■ **Exercise objective**:
State how many lines in these records contain the word "days", and nothing else.

(Stored records)
..........

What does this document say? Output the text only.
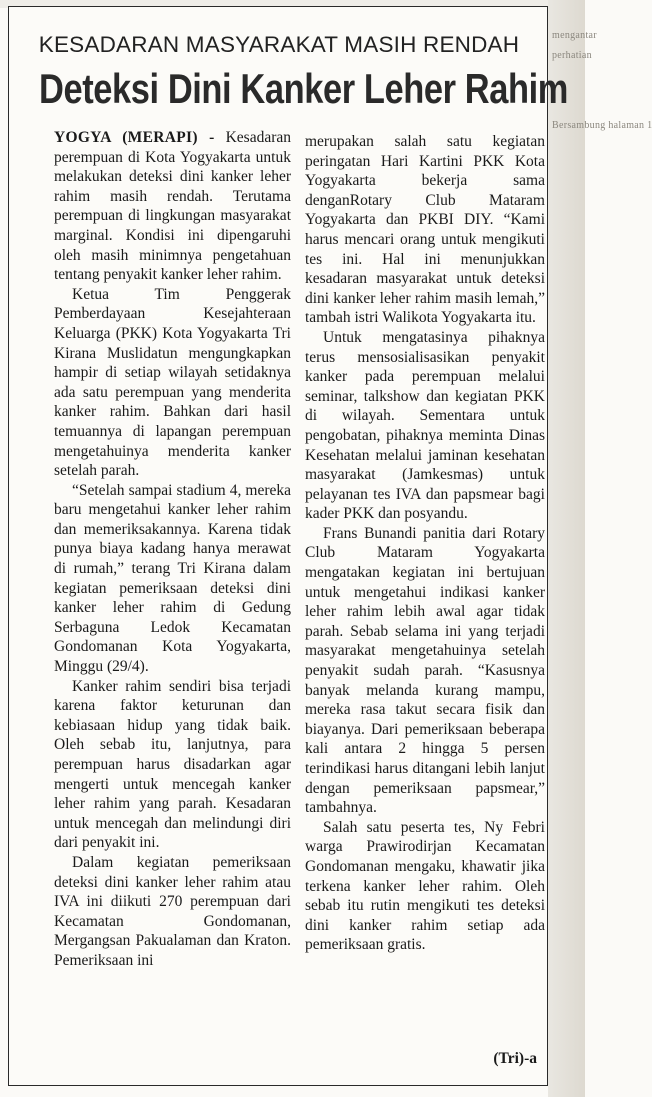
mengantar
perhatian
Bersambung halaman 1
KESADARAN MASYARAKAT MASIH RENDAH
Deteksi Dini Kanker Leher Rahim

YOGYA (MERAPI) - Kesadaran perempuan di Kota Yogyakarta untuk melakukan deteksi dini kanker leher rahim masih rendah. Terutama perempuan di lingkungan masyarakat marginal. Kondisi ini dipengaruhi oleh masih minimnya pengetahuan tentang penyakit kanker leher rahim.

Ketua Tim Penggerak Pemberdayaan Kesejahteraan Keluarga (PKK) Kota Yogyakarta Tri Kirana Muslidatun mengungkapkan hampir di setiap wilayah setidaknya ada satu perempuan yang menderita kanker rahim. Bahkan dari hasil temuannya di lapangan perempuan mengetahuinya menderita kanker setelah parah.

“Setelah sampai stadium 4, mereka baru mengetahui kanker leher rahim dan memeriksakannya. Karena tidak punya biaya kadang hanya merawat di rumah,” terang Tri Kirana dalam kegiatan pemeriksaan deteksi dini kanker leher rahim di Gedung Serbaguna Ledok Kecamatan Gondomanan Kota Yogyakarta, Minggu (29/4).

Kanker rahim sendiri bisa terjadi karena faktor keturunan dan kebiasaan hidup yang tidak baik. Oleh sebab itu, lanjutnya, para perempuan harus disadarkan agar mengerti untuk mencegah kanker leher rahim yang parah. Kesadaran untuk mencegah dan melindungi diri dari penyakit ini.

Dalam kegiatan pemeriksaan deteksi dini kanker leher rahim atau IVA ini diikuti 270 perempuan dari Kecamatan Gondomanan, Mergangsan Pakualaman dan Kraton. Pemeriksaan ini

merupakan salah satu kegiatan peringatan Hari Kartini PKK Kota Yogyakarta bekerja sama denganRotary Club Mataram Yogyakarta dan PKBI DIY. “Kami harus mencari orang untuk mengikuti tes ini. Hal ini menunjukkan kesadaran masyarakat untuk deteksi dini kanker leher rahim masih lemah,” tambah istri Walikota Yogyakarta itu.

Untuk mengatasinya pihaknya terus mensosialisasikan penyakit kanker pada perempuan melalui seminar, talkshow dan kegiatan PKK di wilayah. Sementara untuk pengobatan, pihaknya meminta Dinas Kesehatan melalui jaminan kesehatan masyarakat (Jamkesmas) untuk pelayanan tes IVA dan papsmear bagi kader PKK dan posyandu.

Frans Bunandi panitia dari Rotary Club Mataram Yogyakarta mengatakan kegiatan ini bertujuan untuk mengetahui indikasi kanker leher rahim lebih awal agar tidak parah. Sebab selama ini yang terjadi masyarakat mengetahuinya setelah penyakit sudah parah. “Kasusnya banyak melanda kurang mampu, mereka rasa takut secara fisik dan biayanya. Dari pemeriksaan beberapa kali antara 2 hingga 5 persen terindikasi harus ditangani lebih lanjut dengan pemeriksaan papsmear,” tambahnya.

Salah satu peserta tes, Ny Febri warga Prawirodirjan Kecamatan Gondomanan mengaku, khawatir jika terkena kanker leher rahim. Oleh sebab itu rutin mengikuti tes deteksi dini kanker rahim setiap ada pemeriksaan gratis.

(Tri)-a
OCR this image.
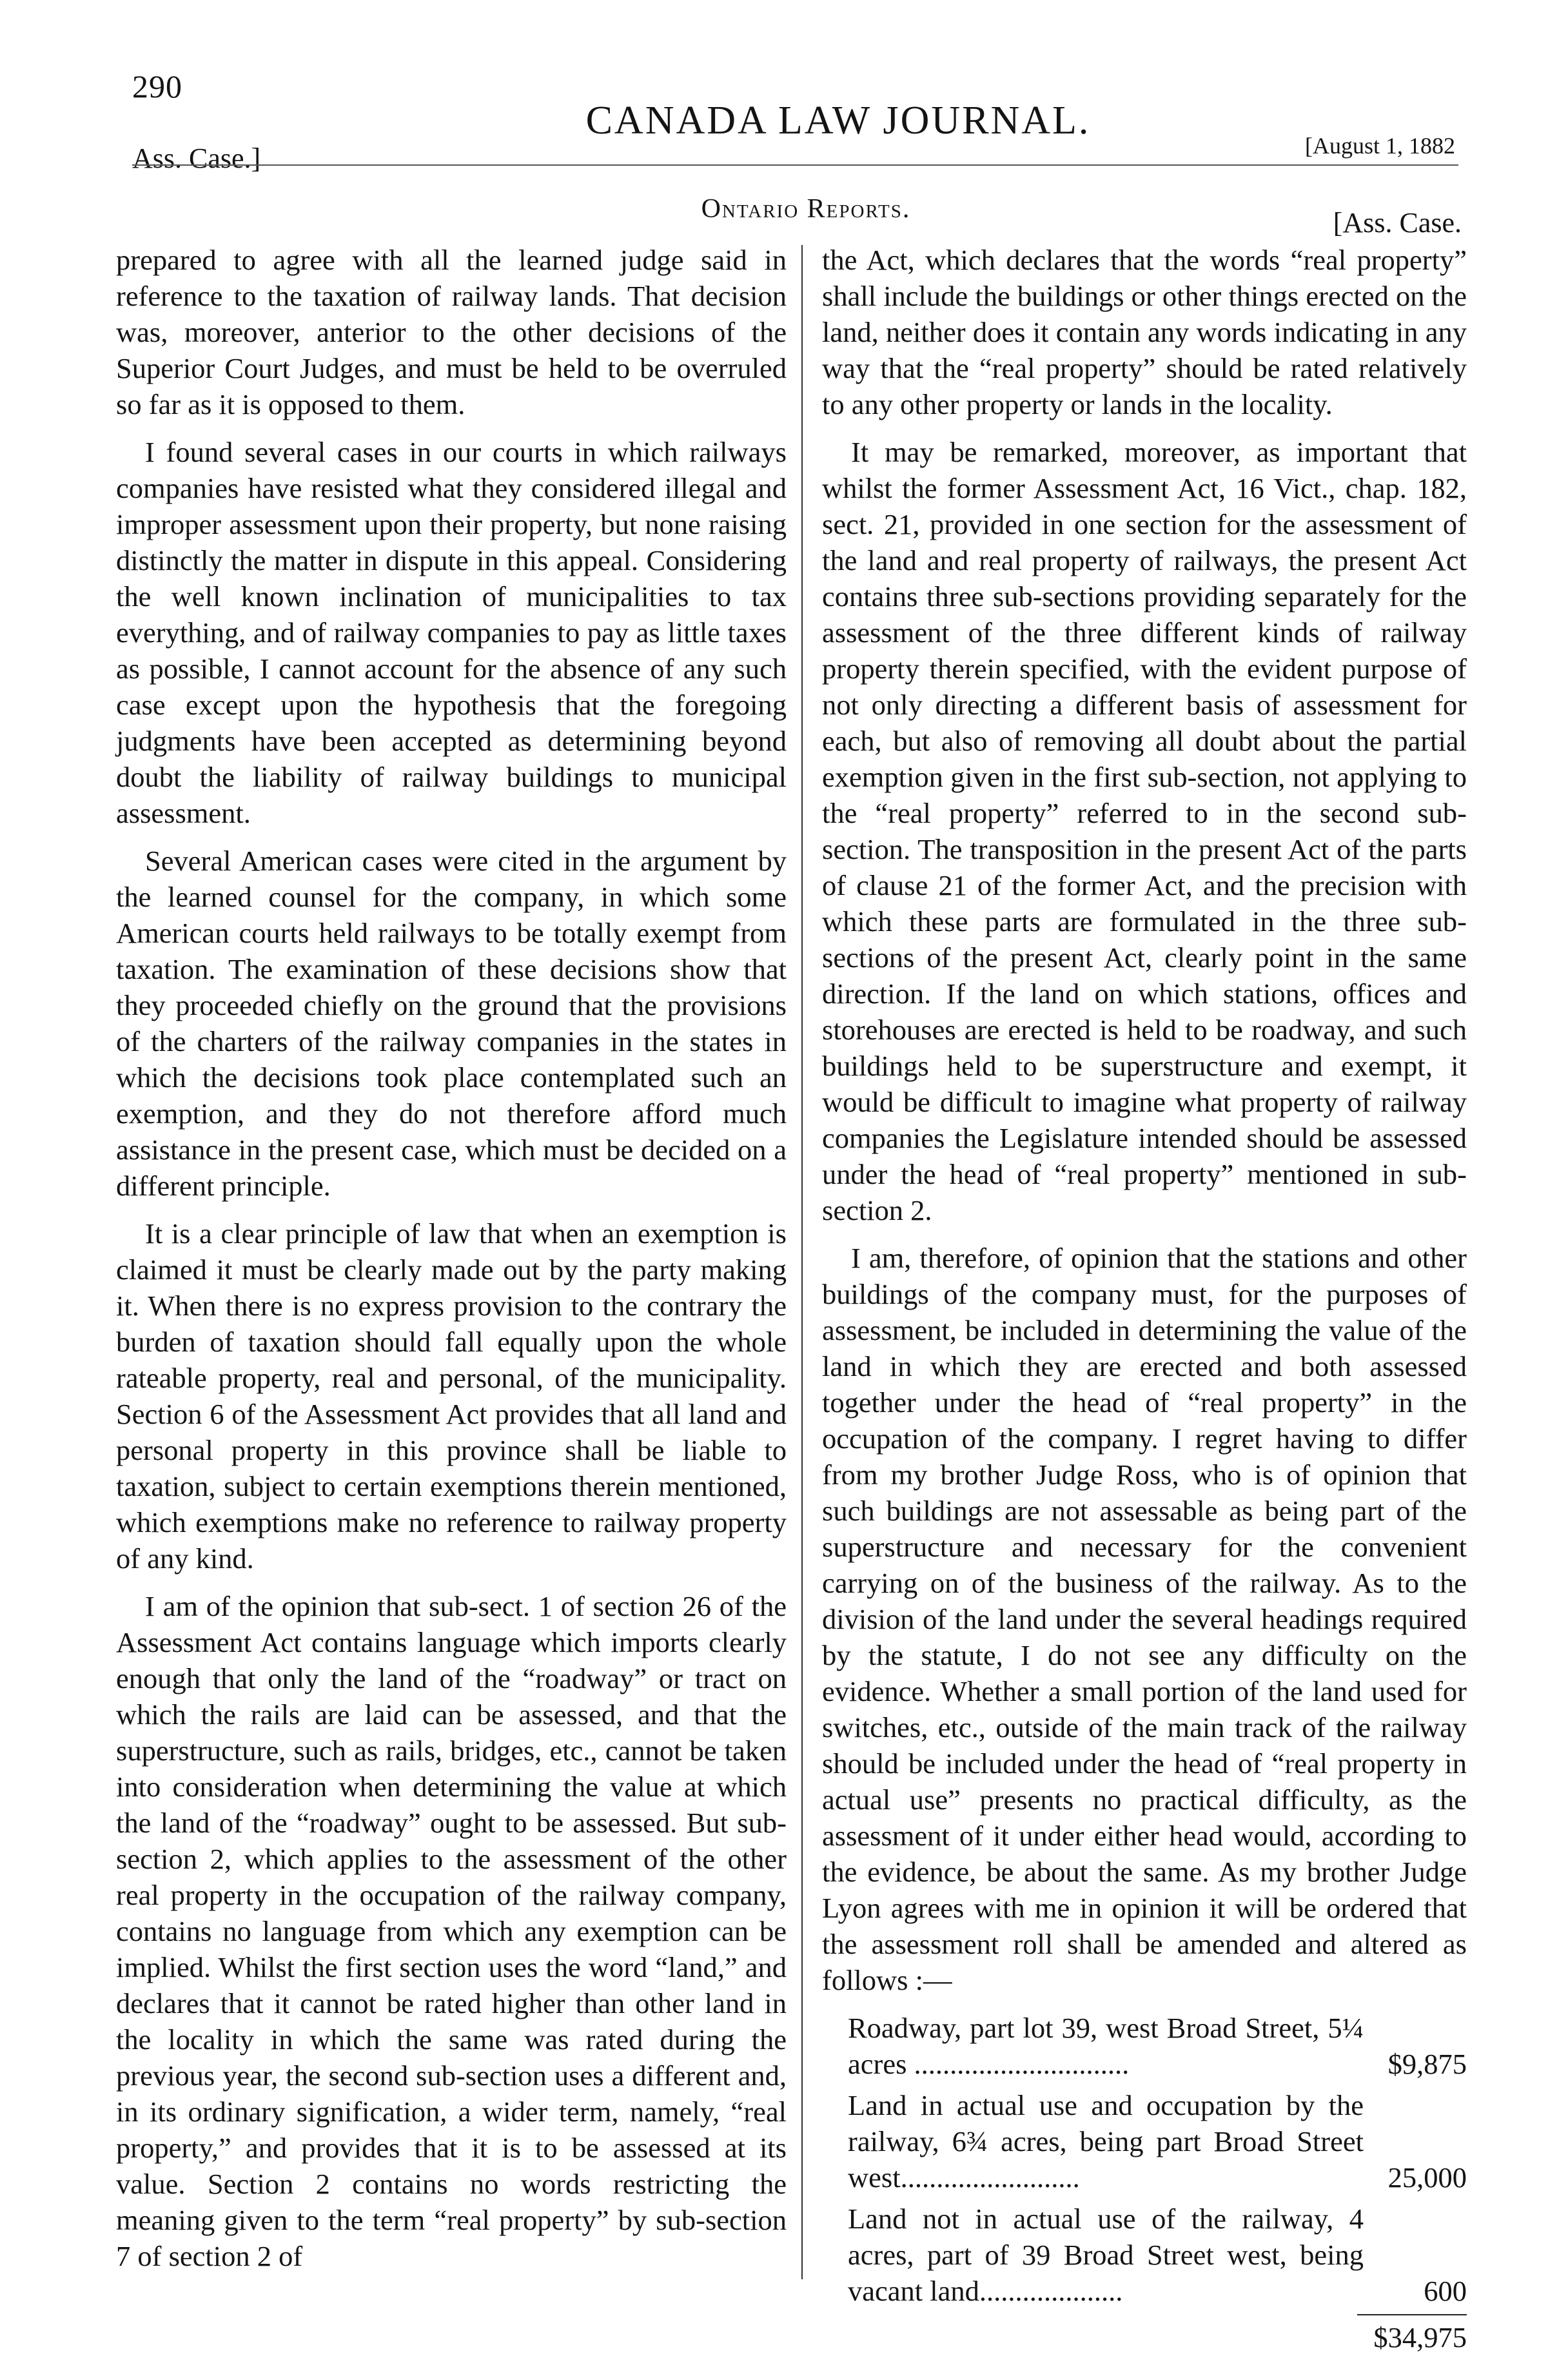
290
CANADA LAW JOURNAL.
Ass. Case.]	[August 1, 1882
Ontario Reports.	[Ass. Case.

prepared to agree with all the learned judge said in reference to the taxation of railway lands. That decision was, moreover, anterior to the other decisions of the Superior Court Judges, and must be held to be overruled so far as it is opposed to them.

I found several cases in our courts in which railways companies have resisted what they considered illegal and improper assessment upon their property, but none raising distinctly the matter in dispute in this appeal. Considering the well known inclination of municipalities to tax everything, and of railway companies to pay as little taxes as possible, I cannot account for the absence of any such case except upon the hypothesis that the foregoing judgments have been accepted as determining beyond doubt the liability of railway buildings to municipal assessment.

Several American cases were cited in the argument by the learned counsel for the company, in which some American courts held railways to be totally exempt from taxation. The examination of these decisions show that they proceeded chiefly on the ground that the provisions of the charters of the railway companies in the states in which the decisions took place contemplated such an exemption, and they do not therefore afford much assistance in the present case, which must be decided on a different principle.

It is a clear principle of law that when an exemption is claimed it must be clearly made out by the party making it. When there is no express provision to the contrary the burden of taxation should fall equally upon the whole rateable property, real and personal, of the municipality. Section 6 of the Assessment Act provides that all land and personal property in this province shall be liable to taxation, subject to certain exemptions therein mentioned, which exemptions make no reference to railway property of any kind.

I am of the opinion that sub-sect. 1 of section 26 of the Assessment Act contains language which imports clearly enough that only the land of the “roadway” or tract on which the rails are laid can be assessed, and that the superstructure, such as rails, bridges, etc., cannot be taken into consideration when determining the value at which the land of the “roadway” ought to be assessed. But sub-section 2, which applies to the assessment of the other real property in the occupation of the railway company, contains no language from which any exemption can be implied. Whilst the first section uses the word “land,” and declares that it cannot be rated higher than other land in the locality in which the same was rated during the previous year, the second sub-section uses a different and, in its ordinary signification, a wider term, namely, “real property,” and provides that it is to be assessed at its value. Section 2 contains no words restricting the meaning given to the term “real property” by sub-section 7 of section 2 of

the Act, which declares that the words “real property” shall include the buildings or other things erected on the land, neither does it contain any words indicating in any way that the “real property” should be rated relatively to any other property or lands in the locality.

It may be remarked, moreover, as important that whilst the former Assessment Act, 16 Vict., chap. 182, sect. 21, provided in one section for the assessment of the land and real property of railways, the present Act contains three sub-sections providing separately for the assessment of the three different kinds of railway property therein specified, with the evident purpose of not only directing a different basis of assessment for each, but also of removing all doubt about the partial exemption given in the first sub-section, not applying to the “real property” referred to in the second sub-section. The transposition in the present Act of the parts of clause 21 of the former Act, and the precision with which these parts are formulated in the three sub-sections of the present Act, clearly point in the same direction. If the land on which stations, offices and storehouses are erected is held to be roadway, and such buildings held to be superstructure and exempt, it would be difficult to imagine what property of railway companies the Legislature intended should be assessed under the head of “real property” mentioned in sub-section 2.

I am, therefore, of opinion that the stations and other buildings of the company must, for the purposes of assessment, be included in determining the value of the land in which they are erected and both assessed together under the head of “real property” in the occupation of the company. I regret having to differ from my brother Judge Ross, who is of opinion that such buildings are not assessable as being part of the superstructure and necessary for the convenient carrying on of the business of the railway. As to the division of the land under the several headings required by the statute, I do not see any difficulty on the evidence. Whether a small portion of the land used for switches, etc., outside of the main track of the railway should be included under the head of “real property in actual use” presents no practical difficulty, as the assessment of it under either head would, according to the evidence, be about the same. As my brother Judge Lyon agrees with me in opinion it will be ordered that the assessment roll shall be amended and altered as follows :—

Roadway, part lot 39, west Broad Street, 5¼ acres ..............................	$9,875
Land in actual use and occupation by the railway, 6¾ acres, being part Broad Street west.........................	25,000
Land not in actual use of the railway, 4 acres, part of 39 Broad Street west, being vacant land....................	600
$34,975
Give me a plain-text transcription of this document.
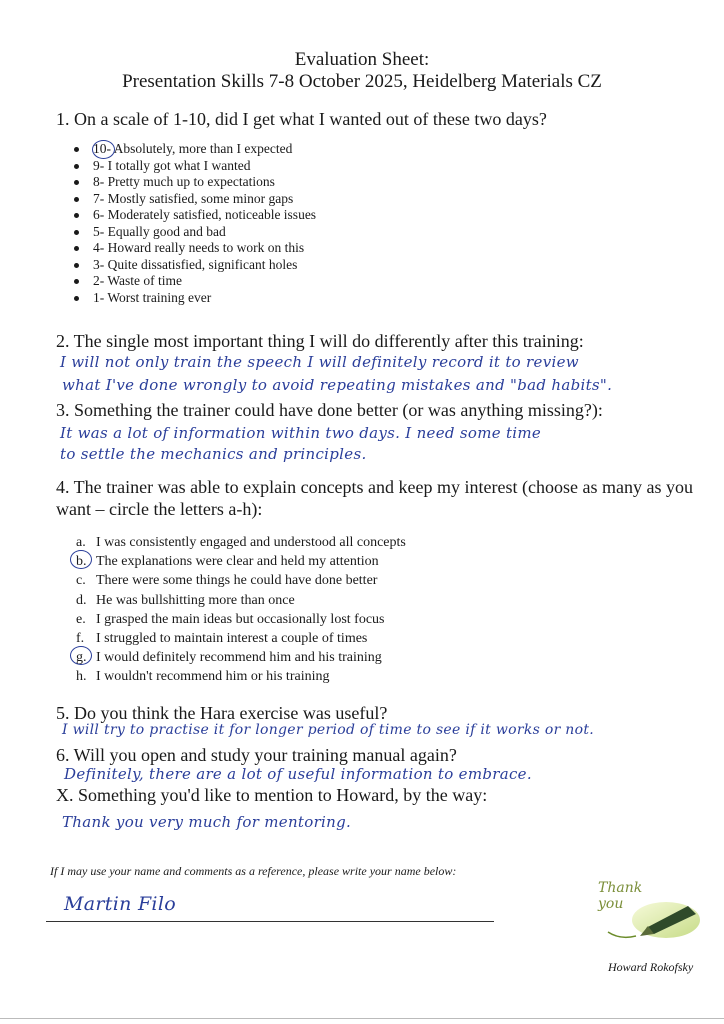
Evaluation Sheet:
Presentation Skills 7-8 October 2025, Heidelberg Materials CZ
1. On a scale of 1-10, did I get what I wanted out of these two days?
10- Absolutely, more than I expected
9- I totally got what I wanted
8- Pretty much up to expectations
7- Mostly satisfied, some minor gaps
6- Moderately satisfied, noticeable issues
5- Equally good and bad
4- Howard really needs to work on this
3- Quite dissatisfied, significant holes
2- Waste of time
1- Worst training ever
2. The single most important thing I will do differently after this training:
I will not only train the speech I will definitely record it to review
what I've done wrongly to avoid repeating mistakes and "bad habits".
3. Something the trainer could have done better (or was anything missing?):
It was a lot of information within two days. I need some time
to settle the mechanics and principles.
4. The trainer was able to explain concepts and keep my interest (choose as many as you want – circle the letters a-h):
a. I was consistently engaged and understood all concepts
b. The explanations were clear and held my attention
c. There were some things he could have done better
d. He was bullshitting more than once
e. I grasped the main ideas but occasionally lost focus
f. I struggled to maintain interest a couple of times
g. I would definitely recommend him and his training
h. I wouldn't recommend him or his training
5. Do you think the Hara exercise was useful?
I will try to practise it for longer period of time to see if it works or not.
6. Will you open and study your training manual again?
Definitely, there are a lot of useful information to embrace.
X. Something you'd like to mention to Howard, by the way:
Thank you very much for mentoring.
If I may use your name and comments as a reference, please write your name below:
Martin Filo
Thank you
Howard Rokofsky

..........

■ **Response to this task**:
2